* **WHAT YOU ARE ASKED TO DO**
Write out all of the lines below, exactly and completely.

Data entries
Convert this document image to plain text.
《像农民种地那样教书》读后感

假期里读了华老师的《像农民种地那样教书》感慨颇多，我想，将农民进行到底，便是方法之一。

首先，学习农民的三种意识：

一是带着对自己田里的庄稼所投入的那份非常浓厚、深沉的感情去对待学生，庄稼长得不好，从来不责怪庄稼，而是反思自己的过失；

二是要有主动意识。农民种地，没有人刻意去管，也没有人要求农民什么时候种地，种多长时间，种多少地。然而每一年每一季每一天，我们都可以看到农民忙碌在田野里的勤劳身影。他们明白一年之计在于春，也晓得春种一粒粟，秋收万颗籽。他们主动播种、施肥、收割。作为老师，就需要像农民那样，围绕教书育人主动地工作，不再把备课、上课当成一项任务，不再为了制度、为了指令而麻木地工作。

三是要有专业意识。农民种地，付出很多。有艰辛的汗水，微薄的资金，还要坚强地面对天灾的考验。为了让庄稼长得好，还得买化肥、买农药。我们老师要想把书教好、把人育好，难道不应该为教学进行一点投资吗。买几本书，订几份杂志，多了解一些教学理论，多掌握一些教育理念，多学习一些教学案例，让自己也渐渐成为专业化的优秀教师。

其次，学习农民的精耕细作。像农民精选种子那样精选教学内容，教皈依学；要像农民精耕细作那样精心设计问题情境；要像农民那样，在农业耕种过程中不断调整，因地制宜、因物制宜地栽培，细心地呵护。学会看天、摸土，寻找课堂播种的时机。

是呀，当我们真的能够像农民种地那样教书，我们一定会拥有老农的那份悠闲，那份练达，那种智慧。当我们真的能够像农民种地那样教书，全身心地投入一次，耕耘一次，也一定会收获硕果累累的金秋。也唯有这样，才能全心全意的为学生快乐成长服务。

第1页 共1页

* **WRITTEN ANSWER**
Convert this document image to plain text.
《像农民种地那样教书》读后感

假期里读了华老师的《像农民种地那样教书》感慨颇多，我想，将农民进行到底，便是方法之一。

首先，学习农民的三种意识：

一是带着对自己田里的庄稼所投入的那份非常浓厚、深沉的感情去对待学生，庄稼长得不好，从来不责怪庄稼，而是反思自己的过失；

二是要有主动意识。农民种地，没有人刻意去管，也没有人要求农民什么时候种地，种多长时间，种多少地。然而每一年每一季每一天，我们都可以看到农民忙碌在田野里的勤劳身影。他们明白一年之计在于春，也晓得春种一粒粟，秋收万颗籽。他们主动播种、施肥、收割。作为老师，就需要像农民那样，围绕教书育人主动地工作，不再把备课、上课当成一项任务，不再为了制度、为了指令而麻木地工作。

三是要有专业意识。农民种地，付出很多。有艰辛的汗水，微薄的资金，还要坚强地面对天灾的考验。为了让庄稼长得好，还得买化肥、买农药。我们老师要想把书教好、把人育好，难道不应该为教学进行一点投资吗。买几本书，订几份杂志，多了解一些教学理论，多掌握一些教育理念，多学习一些教学案例，让自己也渐渐成为专业化的优秀教师。

其次，学习农民的精耕细作。像农民精选种子那样精选教学内容，教皈依学；要像农民精耕细作那样精心设计问题情境；要像农民那样，在农业耕种过程中不断调整，因地制宜、因物制宜地栽培，细心地呵护。学会看天、摸土，寻找课堂播种的时机。

是呀，当我们真的能够像农民种地那样教书，我们一定会拥有老农的那份悠闲，那份练达，那种智慧。当我们真的能够像农民种地那样教书，全身心地投入一次，耕耘一次，也一定会收获硕果累累的金秋。也唯有这样，才能全心全意的为学生快乐成长服务。

第1页 共1页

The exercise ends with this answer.